**Set problem**
From the records below, pull each line that has "success".

**The input**
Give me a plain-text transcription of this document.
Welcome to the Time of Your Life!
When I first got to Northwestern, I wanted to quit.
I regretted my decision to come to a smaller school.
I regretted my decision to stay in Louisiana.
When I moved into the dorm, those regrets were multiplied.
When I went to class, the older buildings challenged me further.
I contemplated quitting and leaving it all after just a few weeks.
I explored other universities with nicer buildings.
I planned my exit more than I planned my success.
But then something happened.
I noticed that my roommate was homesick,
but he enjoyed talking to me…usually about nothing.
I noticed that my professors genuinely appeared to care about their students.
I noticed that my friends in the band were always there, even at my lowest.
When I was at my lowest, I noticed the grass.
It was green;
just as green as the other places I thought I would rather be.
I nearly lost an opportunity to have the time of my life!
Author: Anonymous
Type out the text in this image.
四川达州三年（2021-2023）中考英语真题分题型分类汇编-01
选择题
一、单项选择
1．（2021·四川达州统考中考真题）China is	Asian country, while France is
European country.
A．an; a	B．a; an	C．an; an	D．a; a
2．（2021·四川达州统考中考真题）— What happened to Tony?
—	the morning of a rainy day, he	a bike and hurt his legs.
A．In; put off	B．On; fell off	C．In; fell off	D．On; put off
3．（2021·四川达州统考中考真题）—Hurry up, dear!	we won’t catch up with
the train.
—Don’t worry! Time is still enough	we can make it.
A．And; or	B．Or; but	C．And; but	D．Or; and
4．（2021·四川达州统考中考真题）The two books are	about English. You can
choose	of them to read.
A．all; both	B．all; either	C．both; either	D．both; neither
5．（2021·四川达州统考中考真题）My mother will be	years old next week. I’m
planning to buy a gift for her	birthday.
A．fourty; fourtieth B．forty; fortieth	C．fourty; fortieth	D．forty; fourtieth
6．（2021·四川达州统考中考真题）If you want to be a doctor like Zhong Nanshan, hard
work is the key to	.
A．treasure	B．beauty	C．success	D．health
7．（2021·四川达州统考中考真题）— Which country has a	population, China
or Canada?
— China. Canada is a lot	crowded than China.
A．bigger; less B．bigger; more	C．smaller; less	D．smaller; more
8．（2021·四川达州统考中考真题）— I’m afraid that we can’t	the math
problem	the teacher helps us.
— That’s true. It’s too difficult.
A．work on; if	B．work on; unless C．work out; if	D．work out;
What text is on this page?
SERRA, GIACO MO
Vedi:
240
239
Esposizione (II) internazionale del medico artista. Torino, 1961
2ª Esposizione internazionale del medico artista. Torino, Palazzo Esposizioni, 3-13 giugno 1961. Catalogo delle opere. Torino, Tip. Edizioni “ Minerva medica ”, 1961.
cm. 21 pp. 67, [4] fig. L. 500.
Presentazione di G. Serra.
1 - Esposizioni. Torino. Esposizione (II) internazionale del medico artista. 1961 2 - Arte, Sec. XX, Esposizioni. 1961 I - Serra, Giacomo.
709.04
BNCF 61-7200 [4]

**Response to this exercise**
I planned my exit more than I planned my success.
A．treasure	B．beauty	C．success	D．health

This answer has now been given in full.